[PATCH RFC net-next 5/5] net: dsa: always use phylink for CPU and DSA ports

Thu Jul 7 10:15:46 PDT 2022

On Thu, Jul 07, 2022 at 07:38:31PM +0300, Vladimir Oltean wrote:
> On Thu, Jul 07, 2022 at 04:48:12PM +0100, Russell King (Oracle) wrote:
> > Let's go through this step by step.
> > 
> > 1. pl->cfg_link_an_mode != MLO_AN_PHY
> >    The default value for cfg_link_an_mode is MLO_AN_PHY. If it's
> >    anything other than that, then a fixed-link or in-band mode has
> >    been specified, and we don't want to override that. So this call
> >    needs to fail.
> 
> Thanks for the explanation.
> 
> Yes, I noticed that phylink_set_max_fixed_link() relies on the fact that
> pl->cfg_link_an_mode has the unset value of 0, which coincidentally is
> MLO_AN_PHY.
> 
> > 2. pl->phydev
> >    If a PHY has been attached, then the pre-condition for calling this
> >    function immediately after phylink_create() has been violated,
> >    because the only way it can be non-NULL is if someone's called one of
> >    the phylink functions that connects a PHY. Note: SFPs will not set
> >    their PHY here, because, for them to discover that there's a PHY, the
> >    network interface needs to be up, and it will never be up here... but
> >    in any case...
> 
> Ok, so this does check for a precondition that the caller did something
> correctly. But it doesn't (and can't) check that all preconditions and
> postconditions are satisfied. That's one of my irks, why bother checking
> the easy to satisfy precondition (which depends on the code organization,
> static information, easy to check), and give up on the hard one (which
> depends on the device tree blob, dynamic information, not so easy).

So what you're asking is: why bother doing any checks if you can't do
all of them?

My response would be: isn't best effort better than doing nothing?

In my mind, it is best effort, because:

a) if you've called it when the preconditions (with the exception of a
future PHY) are not satisfied, then it fails with -EBUSY.
b) if this call succeeds, then it locks out the future ability to bind
a PHY.

+===+

- [Instruction 1] In the DSA patch discussion, what error does the call return if it is made when its preconditions, apart from a future PHY, are not satisfied?
- [Instruction 2] Write the next part of the DSA patch discussion, picking up after its final sentence.

+===+

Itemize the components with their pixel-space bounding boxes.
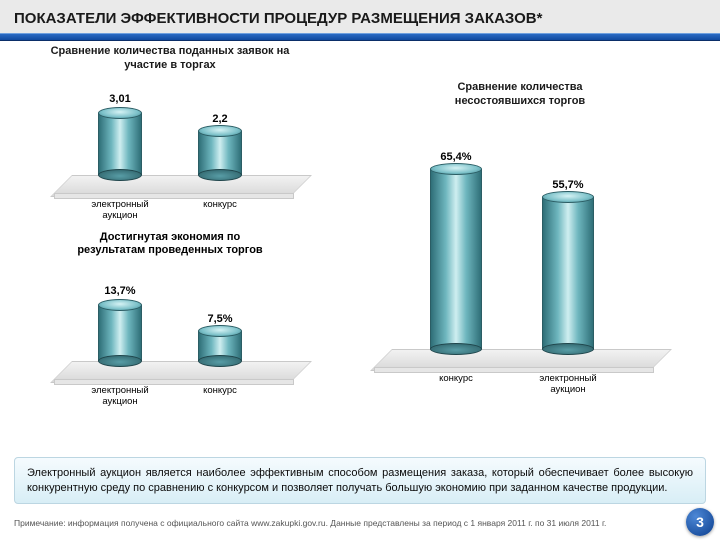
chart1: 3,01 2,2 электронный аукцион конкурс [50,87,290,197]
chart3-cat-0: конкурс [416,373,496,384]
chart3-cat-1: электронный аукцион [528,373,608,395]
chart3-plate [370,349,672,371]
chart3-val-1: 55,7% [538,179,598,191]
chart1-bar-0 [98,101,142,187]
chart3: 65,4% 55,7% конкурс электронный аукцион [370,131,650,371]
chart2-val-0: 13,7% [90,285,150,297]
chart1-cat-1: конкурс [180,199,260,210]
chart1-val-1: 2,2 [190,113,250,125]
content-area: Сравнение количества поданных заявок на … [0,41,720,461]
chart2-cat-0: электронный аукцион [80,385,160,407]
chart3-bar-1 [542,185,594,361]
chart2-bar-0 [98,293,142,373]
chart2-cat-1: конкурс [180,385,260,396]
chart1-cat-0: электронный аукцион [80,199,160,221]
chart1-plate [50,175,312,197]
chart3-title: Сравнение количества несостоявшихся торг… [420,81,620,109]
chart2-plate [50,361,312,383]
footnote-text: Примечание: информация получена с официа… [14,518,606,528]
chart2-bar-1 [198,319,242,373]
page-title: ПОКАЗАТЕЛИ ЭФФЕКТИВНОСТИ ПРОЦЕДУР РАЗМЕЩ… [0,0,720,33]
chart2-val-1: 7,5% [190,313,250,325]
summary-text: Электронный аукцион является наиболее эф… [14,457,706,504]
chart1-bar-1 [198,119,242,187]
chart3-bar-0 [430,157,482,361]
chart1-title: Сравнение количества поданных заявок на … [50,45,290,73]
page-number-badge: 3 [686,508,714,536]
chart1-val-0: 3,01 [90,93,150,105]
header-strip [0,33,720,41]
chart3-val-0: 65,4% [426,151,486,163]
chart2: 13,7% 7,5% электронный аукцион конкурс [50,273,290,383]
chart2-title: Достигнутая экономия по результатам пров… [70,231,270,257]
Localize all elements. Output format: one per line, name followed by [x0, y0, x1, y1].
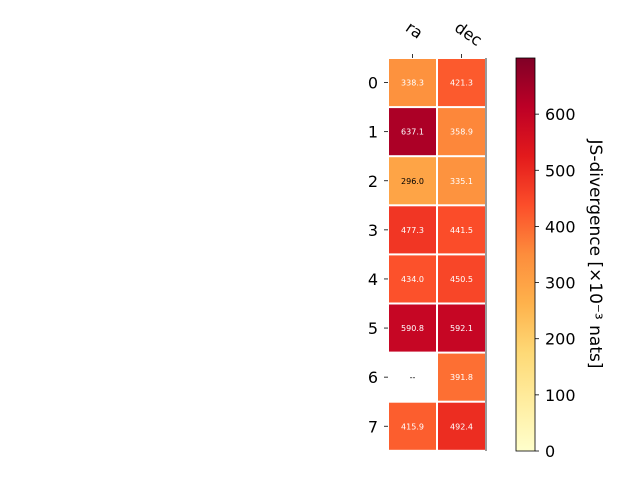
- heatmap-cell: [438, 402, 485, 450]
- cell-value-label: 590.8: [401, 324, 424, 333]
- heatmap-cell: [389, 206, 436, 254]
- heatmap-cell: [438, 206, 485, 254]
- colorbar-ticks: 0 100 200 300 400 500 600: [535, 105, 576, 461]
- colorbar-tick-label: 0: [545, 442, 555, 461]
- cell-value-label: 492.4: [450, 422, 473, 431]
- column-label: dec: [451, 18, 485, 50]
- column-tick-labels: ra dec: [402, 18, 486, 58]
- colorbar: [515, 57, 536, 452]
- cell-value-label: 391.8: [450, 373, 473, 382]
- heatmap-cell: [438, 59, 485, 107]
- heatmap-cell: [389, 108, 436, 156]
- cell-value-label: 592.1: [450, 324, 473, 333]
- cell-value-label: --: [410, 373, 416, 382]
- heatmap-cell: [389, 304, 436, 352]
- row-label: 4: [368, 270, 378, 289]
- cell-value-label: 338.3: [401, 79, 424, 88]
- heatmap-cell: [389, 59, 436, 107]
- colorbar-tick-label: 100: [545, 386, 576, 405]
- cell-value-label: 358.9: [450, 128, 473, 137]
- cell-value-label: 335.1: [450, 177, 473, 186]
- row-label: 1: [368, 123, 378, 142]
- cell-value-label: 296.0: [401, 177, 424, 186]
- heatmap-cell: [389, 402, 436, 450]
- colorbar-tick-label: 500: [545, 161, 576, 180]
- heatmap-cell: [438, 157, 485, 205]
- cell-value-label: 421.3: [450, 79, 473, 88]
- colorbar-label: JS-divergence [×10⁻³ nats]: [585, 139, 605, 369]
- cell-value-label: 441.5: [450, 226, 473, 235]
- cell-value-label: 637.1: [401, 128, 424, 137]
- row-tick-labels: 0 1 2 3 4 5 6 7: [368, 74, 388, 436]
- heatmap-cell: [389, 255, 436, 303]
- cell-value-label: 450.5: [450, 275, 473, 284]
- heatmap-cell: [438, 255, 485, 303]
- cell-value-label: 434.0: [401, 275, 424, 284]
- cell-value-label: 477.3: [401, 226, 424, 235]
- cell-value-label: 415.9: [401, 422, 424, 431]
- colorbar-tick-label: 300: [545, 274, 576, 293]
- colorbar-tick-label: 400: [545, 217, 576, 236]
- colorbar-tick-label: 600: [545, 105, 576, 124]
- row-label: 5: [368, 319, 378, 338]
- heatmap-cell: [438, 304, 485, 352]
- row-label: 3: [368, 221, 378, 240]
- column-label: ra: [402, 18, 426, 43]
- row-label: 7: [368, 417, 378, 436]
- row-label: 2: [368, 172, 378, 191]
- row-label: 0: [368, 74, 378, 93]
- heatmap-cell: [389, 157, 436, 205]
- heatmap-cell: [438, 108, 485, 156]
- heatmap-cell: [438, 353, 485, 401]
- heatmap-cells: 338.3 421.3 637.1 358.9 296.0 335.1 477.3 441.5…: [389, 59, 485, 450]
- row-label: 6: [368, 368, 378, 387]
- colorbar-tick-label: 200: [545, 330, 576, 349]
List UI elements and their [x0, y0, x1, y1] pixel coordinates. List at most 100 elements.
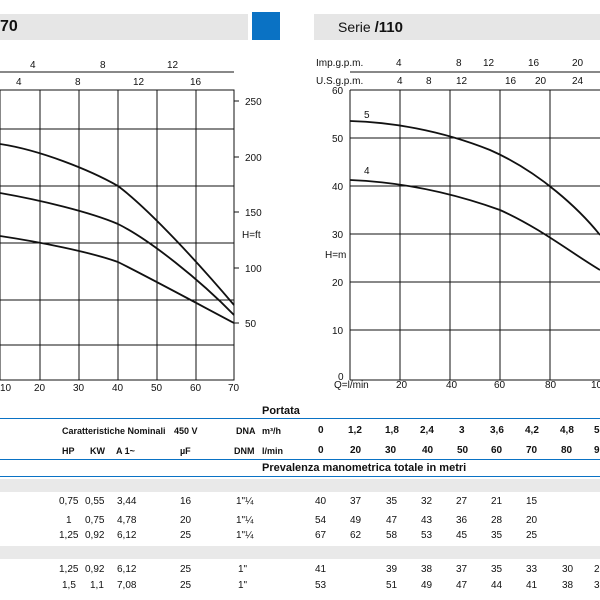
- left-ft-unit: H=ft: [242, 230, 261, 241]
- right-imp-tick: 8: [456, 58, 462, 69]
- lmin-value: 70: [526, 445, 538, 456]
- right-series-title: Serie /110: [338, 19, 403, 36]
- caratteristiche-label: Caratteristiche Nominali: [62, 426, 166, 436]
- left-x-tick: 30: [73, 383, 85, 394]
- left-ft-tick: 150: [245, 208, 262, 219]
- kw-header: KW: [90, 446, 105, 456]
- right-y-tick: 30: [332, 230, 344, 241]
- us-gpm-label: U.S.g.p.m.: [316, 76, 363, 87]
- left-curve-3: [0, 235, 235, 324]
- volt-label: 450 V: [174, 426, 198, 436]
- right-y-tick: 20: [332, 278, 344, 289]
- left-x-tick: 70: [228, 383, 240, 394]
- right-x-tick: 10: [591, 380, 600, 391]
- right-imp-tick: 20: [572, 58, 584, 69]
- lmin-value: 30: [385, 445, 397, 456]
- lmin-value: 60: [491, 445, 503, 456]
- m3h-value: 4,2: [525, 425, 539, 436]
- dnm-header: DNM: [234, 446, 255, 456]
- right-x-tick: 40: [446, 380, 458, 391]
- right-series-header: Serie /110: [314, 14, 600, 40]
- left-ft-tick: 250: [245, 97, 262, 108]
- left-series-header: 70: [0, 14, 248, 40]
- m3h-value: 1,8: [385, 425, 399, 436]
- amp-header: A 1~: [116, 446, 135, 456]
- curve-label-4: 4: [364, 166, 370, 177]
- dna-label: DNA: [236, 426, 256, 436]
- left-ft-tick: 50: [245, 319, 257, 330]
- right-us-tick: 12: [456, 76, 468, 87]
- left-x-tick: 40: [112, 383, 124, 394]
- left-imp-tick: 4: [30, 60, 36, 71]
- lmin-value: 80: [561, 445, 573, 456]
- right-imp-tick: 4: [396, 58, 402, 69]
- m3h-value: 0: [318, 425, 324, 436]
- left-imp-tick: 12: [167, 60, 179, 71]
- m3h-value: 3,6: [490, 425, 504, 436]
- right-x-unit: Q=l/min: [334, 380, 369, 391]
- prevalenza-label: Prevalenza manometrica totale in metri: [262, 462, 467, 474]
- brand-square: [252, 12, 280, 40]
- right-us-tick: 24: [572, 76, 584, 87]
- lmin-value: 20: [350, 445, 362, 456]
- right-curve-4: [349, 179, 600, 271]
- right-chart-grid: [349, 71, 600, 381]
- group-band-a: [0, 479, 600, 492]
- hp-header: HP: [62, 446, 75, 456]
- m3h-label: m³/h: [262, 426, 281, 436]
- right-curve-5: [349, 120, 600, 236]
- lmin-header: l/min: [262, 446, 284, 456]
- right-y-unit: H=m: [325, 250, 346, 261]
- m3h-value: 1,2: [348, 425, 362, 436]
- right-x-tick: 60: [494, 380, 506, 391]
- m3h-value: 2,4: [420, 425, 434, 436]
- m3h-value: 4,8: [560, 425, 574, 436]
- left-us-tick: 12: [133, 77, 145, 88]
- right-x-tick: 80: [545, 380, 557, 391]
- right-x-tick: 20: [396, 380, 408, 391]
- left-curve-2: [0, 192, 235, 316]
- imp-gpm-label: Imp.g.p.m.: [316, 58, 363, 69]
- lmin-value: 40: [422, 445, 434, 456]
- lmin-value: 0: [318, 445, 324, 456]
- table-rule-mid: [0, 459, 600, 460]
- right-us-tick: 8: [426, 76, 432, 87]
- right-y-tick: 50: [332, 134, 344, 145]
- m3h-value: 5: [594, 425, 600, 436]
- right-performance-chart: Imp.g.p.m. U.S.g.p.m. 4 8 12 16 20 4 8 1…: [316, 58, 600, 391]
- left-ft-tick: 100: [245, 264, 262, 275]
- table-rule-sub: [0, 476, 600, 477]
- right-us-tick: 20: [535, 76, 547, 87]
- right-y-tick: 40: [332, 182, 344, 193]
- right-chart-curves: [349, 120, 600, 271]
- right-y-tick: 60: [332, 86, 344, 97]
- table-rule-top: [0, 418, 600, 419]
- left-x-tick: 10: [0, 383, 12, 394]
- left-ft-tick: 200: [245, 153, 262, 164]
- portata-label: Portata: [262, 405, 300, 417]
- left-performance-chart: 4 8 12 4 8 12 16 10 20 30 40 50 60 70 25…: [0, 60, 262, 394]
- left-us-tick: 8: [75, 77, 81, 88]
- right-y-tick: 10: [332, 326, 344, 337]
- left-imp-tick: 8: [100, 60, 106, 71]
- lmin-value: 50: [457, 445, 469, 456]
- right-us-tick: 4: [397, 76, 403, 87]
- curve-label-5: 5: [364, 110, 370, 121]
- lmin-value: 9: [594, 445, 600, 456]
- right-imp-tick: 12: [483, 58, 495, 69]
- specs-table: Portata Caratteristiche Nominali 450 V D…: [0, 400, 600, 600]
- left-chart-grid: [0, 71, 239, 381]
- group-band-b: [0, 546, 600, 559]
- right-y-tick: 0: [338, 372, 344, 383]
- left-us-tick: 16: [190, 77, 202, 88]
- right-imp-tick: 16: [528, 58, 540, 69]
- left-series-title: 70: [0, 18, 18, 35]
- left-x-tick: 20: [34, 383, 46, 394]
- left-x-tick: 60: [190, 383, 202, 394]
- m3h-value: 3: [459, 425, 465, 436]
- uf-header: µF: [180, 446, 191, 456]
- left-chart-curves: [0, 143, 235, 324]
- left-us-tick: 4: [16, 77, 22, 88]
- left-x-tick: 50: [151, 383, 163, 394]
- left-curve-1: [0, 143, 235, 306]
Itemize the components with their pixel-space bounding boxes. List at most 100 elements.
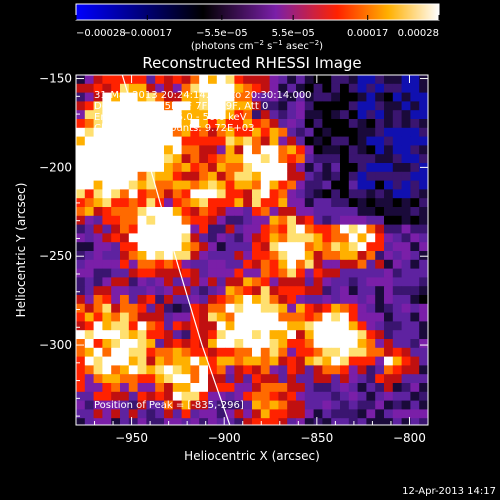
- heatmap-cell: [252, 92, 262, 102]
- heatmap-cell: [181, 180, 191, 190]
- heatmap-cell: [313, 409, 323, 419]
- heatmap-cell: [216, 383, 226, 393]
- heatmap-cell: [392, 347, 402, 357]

+===+

- [Expected answer 1] -EBUSY

- [Expected answer 2]
So, if one forgets to check whether there'll be a future PHY, and call
this anyway, then a future attempt to bind a PHY to phylink fails and
you get a failure.

Considering that we are only talking about DSA making use of this (no
other network driver has this behaviour) and this is being handled by
core DSA code, we could label this up as "this is for DSA use only."

> > > So this is what I don't understand. If we've called phylink_set_max_fixed_link()
> > > we've changed pl->cfg_link_an_mode to MLO_AN_FIXED and this will
> > > silently break future calls to phylink_{,fwnode_}connect_phy(), so DSA
> > > predicts if it's going to call either of those connect_phy() functions,
> > > and calls phylink_set_max_fixed_link() only if it won't. Right?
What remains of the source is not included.